Requirements >>
From the line containing "Enumerate this screenshot's" to the last line of the data below, copy everything exactly and nothing else; pictures stay out.

________

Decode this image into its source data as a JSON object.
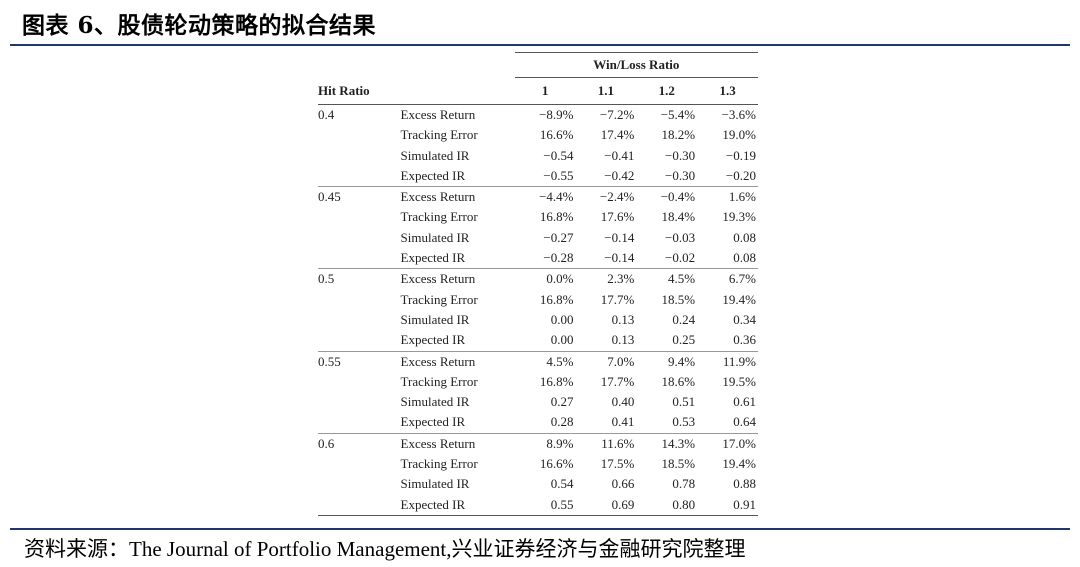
{
  "figure": {
    "title": "图表 6、股债轮动策略的拟合结果"
  },
  "table": {
    "row_header": "Hit Ratio",
    "spanner": "Win/Loss Ratio",
    "columns": [
      "1",
      "1.1",
      "1.2",
      "1.3"
    ],
    "groups": [
      {
        "hit_ratio": "0.4",
        "rows": [
          {
            "metric": "Excess Return",
            "values": [
              "−8.9%",
              "−7.2%",
              "−5.4%",
              "−3.6%"
            ]
          },
          {
            "metric": "Tracking Error",
            "values": [
              "16.6%",
              "17.4%",
              "18.2%",
              "19.0%"
            ]
          },
          {
            "metric": "Simulated IR",
            "values": [
              "−0.54",
              "−0.41",
              "−0.30",
              "−0.19"
            ]
          },
          {
            "metric": "Expected IR",
            "values": [
              "−0.55",
              "−0.42",
              "−0.30",
              "−0.20"
            ]
          }
        ]
      },
      {
        "hit_ratio": "0.45",
        "rows": [
          {
            "metric": "Excess Return",
            "values": [
              "−4.4%",
              "−2.4%",
              "−0.4%",
              "1.6%"
            ]
          },
          {
            "metric": "Tracking Error",
            "values": [
              "16.8%",
              "17.6%",
              "18.4%",
              "19.3%"
            ]
          },
          {
            "metric": "Simulated IR",
            "values": [
              "−0.27",
              "−0.14",
              "−0.03",
              "0.08"
            ]
          },
          {
            "metric": "Expected IR",
            "values": [
              "−0.28",
              "−0.14",
              "−0.02",
              "0.08"
            ]
          }
        ]
      },
      {
        "hit_ratio": "0.5",
        "rows": [
          {
            "metric": "Excess Return",
            "values": [
              "0.0%",
              "2.3%",
              "4.5%",
              "6.7%"
            ]
          },
          {
            "metric": "Tracking Error",
            "values": [
              "16.8%",
              "17.7%",
              "18.5%",
              "19.4%"
            ]
          },
          {
            "metric": "Simulated IR",
            "values": [
              "0.00",
              "0.13",
              "0.24",
              "0.34"
            ]
          },
          {
            "metric": "Expected IR",
            "values": [
              "0.00",
              "0.13",
              "0.25",
              "0.36"
            ]
          }
        ]
      },
      {
        "hit_ratio": "0.55",
        "rows": [
          {
            "metric": "Excess Return",
            "values": [
              "4.5%",
              "7.0%",
              "9.4%",
              "11.9%"
            ]
          },
          {
            "metric": "Tracking Error",
            "values": [
              "16.8%",
              "17.7%",
              "18.6%",
              "19.5%"
            ]
          },
          {
            "metric": "Simulated IR",
            "values": [
              "0.27",
              "0.40",
              "0.51",
              "0.61"
            ]
          },
          {
            "metric": "Expected IR",
            "values": [
              "0.28",
              "0.41",
              "0.53",
              "0.64"
            ]
          }
        ]
      },
      {
        "hit_ratio": "0.6",
        "rows": [
          {
            "metric": "Excess Return",
            "values": [
              "8.9%",
              "11.6%",
              "14.3%",
              "17.0%"
            ]
          },
          {
            "metric": "Tracking Error",
            "values": [
              "16.6%",
              "17.5%",
              "18.5%",
              "19.4%"
            ]
          },
          {
            "metric": "Simulated IR",
            "values": [
              "0.54",
              "0.66",
              "0.78",
              "0.88"
            ]
          },
          {
            "metric": "Expected IR",
            "values": [
              "0.55",
              "0.69",
              "0.80",
              "0.91"
            ]
          }
        ]
      }
    ]
  },
  "source": {
    "text": "资料来源：The Journal of Portfolio Management,兴业证券经济与金融研究院整理"
  }
}
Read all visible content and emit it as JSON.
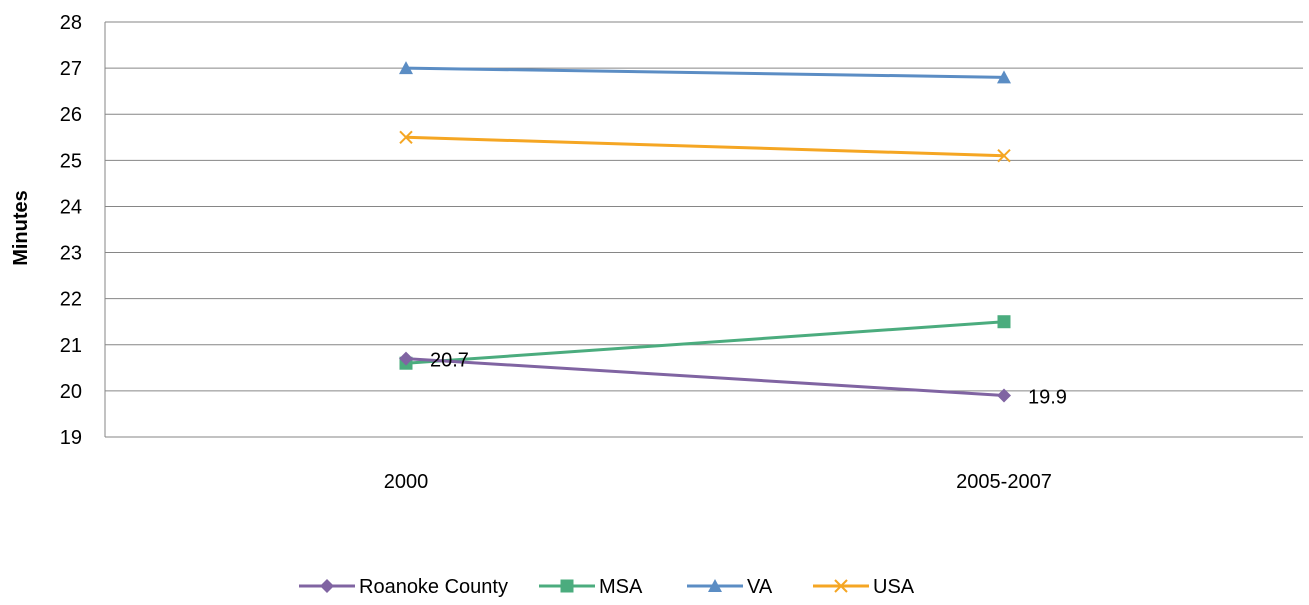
{
  "chart_data": {
    "type": "line",
    "title": "",
    "xlabel": "",
    "ylabel": "Minutes",
    "categories": [
      "2000",
      "2005-2007"
    ],
    "ylim": [
      19,
      28
    ],
    "yticks": [
      19,
      20,
      21,
      22,
      23,
      24,
      25,
      26,
      27,
      28
    ],
    "grid": "horizontal",
    "legend_position": "bottom",
    "series": [
      {
        "name": "Roanoke County",
        "values": [
          20.7,
          19.9
        ],
        "color": "#8064A2",
        "marker": "diamond",
        "labels": [
          "20.7",
          "19.9"
        ]
      },
      {
        "name": "MSA",
        "values": [
          20.6,
          21.5
        ],
        "color": "#4BAC7E",
        "marker": "square"
      },
      {
        "name": "VA",
        "values": [
          27.0,
          26.8
        ],
        "color": "#5B8DC4",
        "marker": "triangle"
      },
      {
        "name": "USA",
        "values": [
          25.5,
          25.1
        ],
        "color": "#F5A623",
        "marker": "x"
      }
    ]
  }
}
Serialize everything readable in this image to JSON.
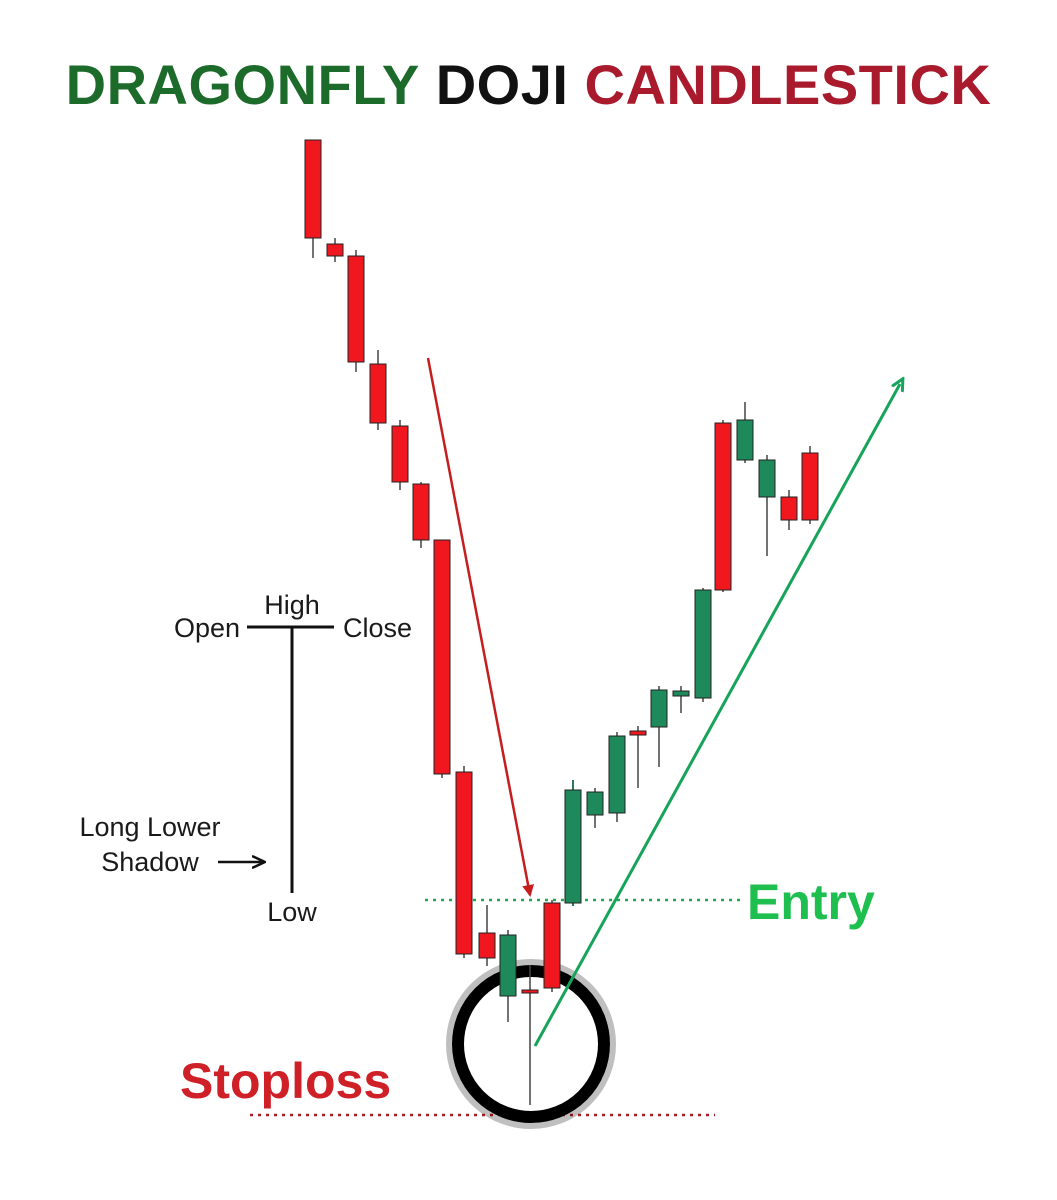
{
  "title": {
    "word1": "DRAGONFLY",
    "word2": "DOJI",
    "word3": "CANDLESTICK"
  },
  "colors": {
    "title_green": "#1d6b2a",
    "title_black": "#111111",
    "title_red": "#a81a2c",
    "bear": "#f0171f",
    "bull": "#1e8a5b",
    "entry": "#1fbf4f",
    "stoploss": "#cf1f27",
    "trend_down": "#c41e1e",
    "trend_up": "#16a35a"
  },
  "anatomy": {
    "open": "Open",
    "high": "High",
    "close": "Close",
    "shadow_line1": "Long Lower",
    "shadow_line2": "Shadow",
    "low": "Low"
  },
  "labels": {
    "entry": "Entry",
    "stoploss": "Stoploss"
  },
  "chart_data": {
    "type": "candlestick",
    "direction_sequence": [
      "bear",
      "bear",
      "bear",
      "bear",
      "bear",
      "bear",
      "bear",
      "bear",
      "bear",
      "bull",
      "bear",
      "bear",
      "doji",
      "bull",
      "bull",
      "bear",
      "bull",
      "bull",
      "bull",
      "bear",
      "bull",
      "bull",
      "bear",
      "bear",
      "bear",
      "bull"
    ],
    "pattern": "dragonfly doji",
    "markers": [
      "Entry",
      "Stoploss"
    ]
  }
}
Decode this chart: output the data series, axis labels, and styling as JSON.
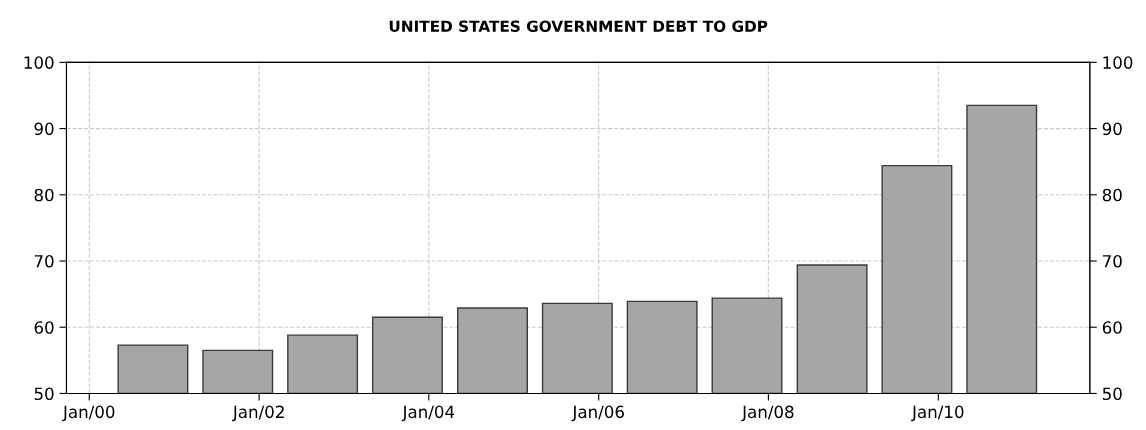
{
  "chart_data": {
    "type": "bar",
    "title": "UNITED STATES GOVERNMENT DEBT TO GDP",
    "x": [
      "2000-10-01",
      "2001-10-01",
      "2002-10-01",
      "2003-10-01",
      "2004-10-01",
      "2005-10-01",
      "2006-10-01",
      "2007-10-01",
      "2008-10-01",
      "2009-10-01",
      "2010-10-01"
    ],
    "series": [
      {
        "color": "#a6a6a6",
        "values": [
          57.3,
          56.5,
          58.8,
          61.5,
          62.9,
          63.6,
          63.9,
          64.4,
          69.4,
          84.4,
          93.5
        ]
      }
    ],
    "xlim": [
      "1999-09-25",
      "2011-10-15"
    ],
    "xticks": [
      {
        "value": "2000-01-01",
        "label": "Jan/00"
      },
      {
        "value": "2002-01-01",
        "label": "Jan/02"
      },
      {
        "value": "2004-01-01",
        "label": "Jan/04"
      },
      {
        "value": "2006-01-01",
        "label": "Jan/06"
      },
      {
        "value": "2008-01-01",
        "label": "Jan/08"
      },
      {
        "value": "2010-01-01",
        "label": "Jan/10"
      }
    ],
    "ylim": [
      50,
      100
    ],
    "yticks": [
      50,
      60,
      70,
      80,
      90,
      100
    ],
    "y2lim": [
      50,
      100
    ],
    "y2ticks": [
      50,
      60,
      70,
      80,
      90,
      100
    ],
    "grid": true
  }
}
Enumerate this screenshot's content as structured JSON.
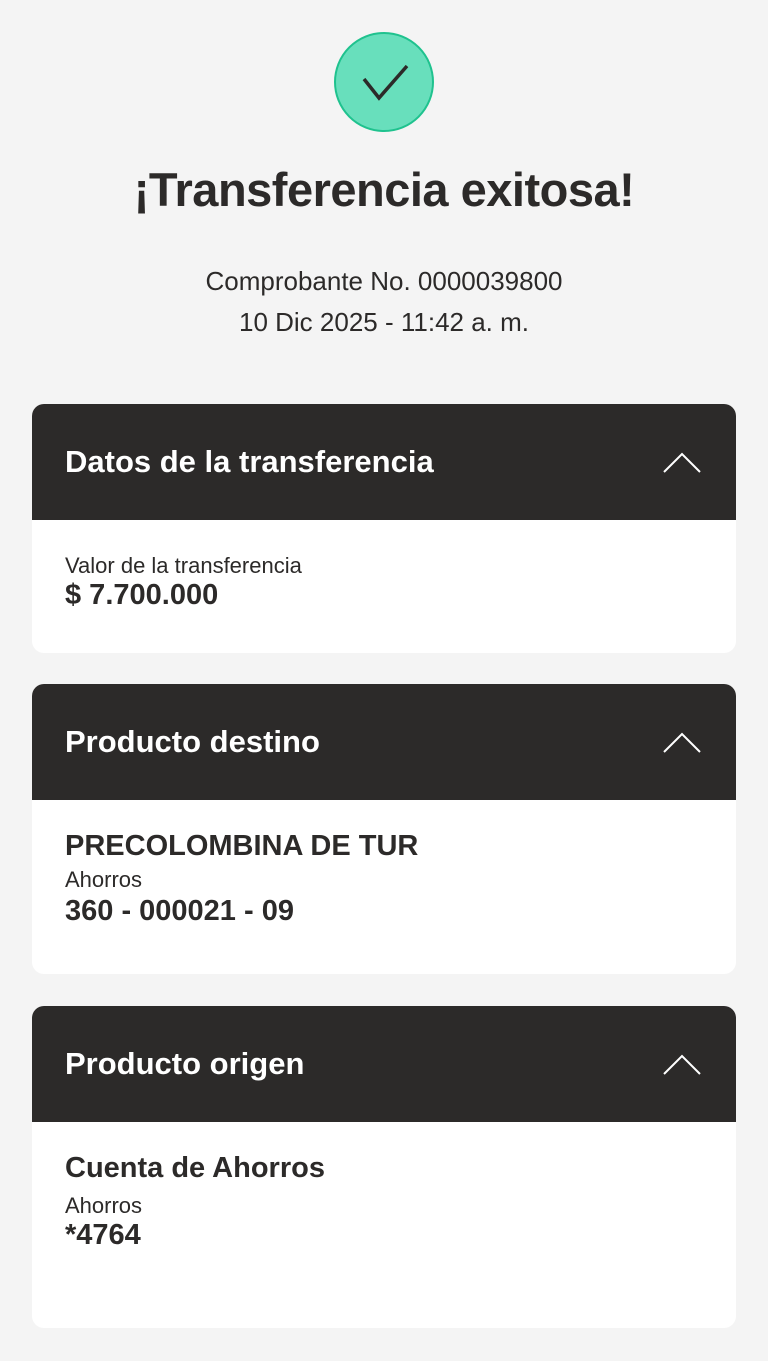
{
  "header": {
    "icon": "check-circle-icon",
    "accent": "#68dfbc",
    "title": "¡Transferencia exitosa!",
    "receipt": "Comprobante No. 0000039800",
    "datetime": "10 Dic 2025 - 11:42 a. m."
  },
  "sections": [
    {
      "title": "Datos de la transferencia",
      "label": "Valor de la transferencia",
      "value": "$ 7.700.000"
    },
    {
      "title": "Producto destino",
      "name": "PRECOLOMBINA DE TUR",
      "type": "Ahorros",
      "account": "360 - 000021 - 09"
    },
    {
      "title": "Producto origen",
      "name": "Cuenta de Ahorros",
      "type": "Ahorros",
      "account": "*4764"
    }
  ]
}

________

Solved problem >>
Enumerate this screenshot's content as structured JSON.
{
  "header": {
    "icon": "check-circle-icon",
    "accent": "#68dfbc",
    "title": "¡Transferencia exitosa!",
    "receipt": "Comprobante No. 0000039800",
    "datetime": "10 Dic 2025 - 11:42 a. m."
  },
  "sections": [
    {
      "title": "Datos de la transferencia",
      "label": "Valor de la transferencia",
      "value": "$ 7.700.000"
    },
    {
      "title": "Producto destino",
      "name": "PRECOLOMBINA DE TUR",
      "type": "Ahorros",
      "account": "360 - 000021 - 09"
    },
    {
      "title": "Producto origen",
      "name": "Cuenta de Ahorros",
      "type": "Ahorros",
      "account": "*4764"
    }
  ]
}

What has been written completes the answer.